- _TASK TO CARRY OUT_:
Sort through the data and copy the lines holding the word "JSON".

═══ PROVIDED RECORDS ═══

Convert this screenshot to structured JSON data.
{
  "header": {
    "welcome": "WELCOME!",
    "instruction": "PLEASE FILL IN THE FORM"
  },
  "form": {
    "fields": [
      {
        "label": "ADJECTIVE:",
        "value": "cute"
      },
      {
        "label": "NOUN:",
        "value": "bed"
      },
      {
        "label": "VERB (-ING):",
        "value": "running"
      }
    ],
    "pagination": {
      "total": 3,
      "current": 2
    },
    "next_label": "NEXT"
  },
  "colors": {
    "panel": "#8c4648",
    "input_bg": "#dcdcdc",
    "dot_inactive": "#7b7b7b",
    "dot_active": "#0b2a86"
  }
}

═══
═══ PROVIDED RECORDS ═══

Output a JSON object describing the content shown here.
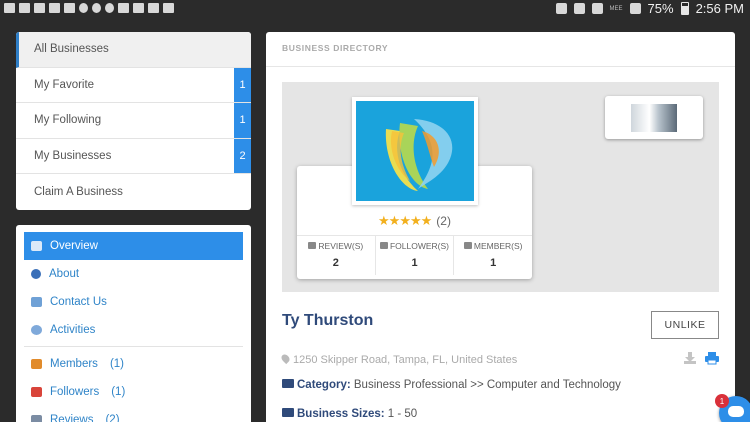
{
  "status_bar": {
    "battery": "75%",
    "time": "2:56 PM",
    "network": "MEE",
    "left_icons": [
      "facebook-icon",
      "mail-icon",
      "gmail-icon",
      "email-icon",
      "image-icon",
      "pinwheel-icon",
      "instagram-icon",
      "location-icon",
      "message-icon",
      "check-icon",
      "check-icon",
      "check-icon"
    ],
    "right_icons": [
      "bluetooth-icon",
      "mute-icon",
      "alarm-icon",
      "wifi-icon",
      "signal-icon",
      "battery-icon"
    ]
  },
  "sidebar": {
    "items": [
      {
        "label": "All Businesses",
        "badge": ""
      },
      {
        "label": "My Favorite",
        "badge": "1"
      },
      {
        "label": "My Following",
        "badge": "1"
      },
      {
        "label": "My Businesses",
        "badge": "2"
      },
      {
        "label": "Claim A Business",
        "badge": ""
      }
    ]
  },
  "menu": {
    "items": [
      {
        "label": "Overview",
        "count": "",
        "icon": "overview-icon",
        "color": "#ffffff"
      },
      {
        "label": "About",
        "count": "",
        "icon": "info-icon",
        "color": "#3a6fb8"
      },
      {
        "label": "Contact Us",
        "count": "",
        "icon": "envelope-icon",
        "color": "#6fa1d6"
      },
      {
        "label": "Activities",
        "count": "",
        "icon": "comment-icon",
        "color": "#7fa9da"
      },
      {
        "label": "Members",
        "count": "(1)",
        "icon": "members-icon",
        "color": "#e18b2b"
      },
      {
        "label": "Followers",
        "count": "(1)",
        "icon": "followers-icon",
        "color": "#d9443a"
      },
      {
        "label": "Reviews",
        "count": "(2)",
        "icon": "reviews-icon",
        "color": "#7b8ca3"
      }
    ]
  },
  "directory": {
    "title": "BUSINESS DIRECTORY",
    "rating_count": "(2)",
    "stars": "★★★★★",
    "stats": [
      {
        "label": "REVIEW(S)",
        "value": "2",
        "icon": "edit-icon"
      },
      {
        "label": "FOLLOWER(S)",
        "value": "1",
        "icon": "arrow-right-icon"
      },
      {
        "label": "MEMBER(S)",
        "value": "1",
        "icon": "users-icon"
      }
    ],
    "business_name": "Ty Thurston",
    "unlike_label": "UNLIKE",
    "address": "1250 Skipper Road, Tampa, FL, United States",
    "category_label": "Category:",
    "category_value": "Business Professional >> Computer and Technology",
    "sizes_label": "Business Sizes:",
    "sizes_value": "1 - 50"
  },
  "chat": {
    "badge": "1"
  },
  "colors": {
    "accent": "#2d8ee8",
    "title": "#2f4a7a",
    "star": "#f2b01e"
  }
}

═══

- _WRITTEN SOLUTION_:
Convert this screenshot to structured JSON data.
Output a JSON object describing the content shown here.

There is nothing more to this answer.